* [Exercise prompt]: Lines containing the word "true" are the ones to copy from the records below.

* [Input material]:
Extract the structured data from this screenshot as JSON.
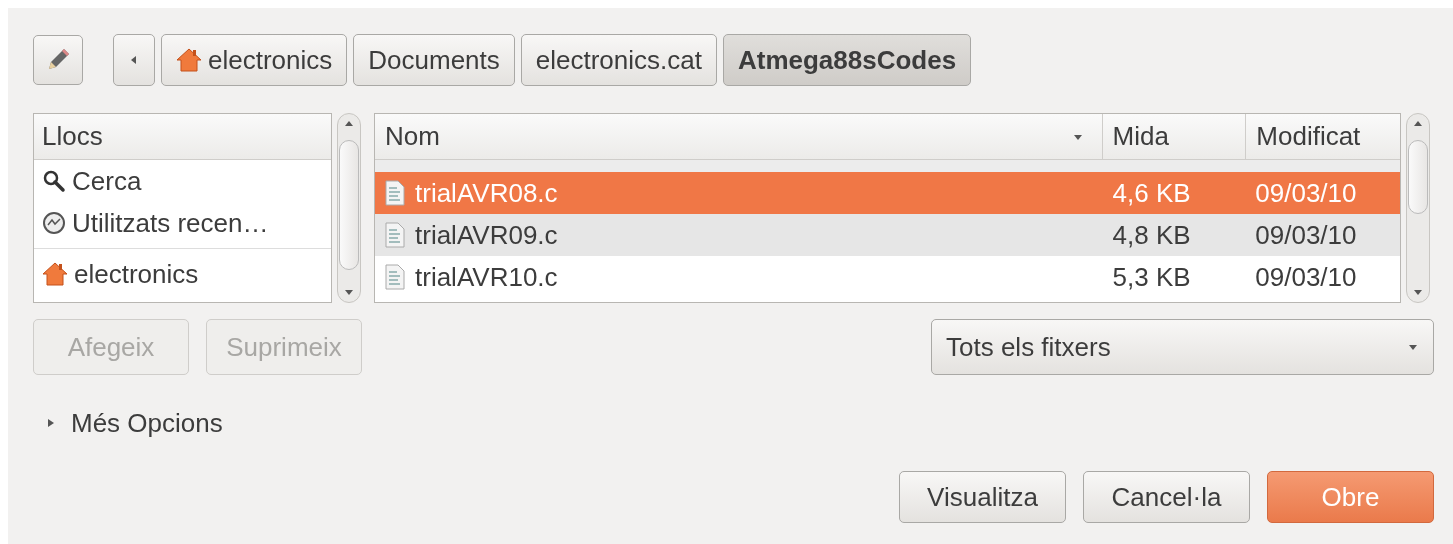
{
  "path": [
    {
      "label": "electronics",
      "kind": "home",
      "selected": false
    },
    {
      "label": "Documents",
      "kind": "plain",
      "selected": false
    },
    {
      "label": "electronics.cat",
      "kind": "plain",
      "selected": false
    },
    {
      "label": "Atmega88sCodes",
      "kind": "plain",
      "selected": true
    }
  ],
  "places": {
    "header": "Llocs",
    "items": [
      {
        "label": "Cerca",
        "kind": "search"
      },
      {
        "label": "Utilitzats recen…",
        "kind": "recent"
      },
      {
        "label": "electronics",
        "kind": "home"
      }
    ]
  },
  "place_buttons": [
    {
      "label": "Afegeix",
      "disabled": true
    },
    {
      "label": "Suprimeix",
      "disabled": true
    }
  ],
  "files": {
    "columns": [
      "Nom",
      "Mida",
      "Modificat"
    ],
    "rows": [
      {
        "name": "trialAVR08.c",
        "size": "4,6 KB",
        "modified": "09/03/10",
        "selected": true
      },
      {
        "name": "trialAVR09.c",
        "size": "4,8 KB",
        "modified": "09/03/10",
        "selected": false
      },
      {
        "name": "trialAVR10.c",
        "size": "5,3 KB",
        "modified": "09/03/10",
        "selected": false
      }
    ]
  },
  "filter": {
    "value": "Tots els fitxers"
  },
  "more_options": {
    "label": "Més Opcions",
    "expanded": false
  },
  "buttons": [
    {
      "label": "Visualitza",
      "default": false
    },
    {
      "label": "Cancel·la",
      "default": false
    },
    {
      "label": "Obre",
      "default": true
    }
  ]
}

* [Solution]:
      "selected": true
      "disabled": true
      "disabled": true
        "selected": true
      "default": true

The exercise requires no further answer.